**REQUIRED WORK:** Find how many lines of the listing below include the word "Ácido", then report the number by itself.

╭─ DATA FOR THIS TASK

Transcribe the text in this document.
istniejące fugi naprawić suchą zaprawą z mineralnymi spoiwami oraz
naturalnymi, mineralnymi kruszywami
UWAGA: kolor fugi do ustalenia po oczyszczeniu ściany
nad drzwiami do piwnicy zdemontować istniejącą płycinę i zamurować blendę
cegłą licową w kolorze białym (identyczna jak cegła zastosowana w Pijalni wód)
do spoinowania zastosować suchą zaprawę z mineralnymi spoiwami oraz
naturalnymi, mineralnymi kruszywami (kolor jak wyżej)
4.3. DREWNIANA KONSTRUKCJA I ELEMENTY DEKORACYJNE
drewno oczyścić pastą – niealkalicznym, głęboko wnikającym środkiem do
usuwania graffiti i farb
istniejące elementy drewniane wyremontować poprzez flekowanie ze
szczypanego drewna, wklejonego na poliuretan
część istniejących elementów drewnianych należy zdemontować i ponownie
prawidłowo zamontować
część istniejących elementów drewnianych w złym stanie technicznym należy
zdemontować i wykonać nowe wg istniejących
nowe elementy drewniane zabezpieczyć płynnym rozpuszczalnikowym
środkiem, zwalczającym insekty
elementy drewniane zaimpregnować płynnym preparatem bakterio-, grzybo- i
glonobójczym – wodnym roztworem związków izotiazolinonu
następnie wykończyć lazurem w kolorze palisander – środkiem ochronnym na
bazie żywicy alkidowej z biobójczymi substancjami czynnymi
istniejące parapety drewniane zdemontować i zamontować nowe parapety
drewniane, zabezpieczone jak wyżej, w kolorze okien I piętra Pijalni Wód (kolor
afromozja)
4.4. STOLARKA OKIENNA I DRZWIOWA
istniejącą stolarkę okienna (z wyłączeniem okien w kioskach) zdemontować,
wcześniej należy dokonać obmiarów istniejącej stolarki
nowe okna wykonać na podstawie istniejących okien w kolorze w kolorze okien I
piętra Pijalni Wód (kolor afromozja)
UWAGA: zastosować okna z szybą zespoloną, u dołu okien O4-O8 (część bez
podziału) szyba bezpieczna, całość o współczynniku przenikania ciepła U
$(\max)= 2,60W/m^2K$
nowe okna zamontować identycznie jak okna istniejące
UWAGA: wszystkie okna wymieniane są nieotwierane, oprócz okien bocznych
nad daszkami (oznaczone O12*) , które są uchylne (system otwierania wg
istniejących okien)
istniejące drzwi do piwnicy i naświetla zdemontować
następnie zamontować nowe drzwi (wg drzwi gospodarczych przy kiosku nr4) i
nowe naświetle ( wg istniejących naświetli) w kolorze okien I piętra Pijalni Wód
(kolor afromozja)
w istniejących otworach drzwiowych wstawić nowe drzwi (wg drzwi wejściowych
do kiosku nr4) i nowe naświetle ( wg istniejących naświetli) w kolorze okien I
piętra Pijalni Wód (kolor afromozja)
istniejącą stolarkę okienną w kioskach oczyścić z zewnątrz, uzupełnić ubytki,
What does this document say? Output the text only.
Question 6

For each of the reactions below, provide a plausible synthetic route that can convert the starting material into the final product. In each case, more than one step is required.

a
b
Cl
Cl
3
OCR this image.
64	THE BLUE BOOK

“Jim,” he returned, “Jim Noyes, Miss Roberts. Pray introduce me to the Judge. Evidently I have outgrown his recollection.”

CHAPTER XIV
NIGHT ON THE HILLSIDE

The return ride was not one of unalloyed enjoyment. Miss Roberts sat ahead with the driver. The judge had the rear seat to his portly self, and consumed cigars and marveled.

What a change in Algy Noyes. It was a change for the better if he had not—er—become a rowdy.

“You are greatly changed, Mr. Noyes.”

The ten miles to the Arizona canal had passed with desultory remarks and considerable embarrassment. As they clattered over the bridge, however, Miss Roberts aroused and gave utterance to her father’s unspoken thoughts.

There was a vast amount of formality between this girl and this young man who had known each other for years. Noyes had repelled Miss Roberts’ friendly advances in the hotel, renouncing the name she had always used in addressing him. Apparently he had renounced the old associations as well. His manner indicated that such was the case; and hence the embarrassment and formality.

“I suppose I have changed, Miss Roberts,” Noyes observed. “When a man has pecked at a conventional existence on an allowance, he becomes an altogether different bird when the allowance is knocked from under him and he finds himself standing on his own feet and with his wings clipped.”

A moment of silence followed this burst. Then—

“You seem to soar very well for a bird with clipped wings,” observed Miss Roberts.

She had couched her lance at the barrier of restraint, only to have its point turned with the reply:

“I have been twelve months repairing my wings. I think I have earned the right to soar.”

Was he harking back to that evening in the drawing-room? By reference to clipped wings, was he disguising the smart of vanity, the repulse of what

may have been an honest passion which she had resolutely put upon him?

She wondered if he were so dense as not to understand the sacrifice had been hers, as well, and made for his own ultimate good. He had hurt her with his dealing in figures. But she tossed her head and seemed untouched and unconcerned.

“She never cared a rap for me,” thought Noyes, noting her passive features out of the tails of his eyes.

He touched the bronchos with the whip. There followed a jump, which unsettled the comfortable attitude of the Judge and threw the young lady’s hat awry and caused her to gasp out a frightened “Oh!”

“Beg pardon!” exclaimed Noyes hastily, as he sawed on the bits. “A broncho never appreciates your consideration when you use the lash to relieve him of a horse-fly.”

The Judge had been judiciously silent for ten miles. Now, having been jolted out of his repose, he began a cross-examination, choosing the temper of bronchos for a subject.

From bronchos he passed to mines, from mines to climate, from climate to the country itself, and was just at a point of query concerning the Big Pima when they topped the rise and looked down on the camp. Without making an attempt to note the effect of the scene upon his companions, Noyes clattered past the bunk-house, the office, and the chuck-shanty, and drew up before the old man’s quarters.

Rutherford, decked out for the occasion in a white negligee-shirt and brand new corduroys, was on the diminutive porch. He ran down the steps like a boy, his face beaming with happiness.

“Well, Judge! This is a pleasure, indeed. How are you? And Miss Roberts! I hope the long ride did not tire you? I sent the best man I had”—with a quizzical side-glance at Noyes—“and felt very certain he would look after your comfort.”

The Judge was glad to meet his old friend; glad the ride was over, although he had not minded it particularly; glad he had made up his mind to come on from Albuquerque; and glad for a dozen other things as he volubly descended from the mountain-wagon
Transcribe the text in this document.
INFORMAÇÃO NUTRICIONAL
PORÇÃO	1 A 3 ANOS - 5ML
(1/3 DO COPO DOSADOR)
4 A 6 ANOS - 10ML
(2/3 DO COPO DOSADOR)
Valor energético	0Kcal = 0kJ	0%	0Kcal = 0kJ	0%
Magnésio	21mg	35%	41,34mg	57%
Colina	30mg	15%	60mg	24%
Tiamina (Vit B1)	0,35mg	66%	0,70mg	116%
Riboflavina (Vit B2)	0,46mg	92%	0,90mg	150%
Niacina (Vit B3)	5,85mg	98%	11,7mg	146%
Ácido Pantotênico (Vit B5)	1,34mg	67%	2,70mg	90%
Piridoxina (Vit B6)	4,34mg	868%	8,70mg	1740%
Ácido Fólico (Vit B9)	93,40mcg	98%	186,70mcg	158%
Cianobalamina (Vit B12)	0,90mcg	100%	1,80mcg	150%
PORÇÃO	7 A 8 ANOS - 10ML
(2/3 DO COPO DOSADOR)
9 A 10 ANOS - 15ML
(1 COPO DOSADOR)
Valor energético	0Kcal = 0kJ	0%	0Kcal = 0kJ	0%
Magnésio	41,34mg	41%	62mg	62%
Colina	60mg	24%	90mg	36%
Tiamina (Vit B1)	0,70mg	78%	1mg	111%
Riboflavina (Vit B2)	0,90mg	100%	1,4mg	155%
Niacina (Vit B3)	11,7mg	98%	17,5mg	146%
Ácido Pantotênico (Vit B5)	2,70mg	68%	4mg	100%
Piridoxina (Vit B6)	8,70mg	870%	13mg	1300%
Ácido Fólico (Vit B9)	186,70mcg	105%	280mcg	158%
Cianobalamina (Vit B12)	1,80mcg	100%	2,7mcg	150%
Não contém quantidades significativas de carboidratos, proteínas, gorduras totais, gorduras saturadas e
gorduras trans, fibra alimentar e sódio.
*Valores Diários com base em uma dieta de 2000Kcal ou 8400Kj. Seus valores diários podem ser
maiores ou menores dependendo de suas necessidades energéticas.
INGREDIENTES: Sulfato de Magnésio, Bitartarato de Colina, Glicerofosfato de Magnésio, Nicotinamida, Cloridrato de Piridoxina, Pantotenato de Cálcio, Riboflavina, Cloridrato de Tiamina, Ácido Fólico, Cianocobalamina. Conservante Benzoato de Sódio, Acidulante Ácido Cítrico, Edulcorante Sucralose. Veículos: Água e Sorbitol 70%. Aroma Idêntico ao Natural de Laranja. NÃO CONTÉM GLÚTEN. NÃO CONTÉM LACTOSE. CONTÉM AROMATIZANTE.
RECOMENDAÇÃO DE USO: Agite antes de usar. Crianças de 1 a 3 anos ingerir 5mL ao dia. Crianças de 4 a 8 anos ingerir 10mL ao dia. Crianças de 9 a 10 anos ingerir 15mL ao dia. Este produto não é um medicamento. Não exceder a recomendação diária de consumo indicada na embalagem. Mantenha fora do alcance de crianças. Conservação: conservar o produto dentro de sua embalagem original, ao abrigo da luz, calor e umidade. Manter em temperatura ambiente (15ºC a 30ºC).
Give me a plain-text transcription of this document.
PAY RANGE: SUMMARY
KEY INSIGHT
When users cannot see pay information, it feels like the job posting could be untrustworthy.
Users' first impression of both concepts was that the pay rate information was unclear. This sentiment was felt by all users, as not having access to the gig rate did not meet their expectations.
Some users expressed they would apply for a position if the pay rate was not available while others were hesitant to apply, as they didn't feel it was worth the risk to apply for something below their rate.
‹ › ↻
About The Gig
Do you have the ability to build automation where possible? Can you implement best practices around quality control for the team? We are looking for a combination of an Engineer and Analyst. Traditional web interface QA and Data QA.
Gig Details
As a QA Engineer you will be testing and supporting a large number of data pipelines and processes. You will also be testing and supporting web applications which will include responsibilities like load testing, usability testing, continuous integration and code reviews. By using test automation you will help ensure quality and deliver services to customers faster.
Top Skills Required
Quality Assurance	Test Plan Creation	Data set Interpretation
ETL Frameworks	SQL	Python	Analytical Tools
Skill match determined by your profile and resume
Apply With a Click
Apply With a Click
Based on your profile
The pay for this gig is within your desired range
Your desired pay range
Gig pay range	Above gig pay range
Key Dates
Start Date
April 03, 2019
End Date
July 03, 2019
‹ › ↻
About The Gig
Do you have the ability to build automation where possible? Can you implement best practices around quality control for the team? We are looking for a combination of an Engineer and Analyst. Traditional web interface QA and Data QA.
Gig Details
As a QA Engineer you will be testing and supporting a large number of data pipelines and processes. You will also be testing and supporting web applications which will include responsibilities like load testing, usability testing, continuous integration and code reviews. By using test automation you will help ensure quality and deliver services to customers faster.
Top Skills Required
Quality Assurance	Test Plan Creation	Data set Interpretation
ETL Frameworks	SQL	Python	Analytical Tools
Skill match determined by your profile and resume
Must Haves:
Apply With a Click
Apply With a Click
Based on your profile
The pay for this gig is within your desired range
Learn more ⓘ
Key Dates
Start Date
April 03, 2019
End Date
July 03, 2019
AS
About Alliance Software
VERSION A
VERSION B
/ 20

╰─

**EXERCISE ANSWER:** 5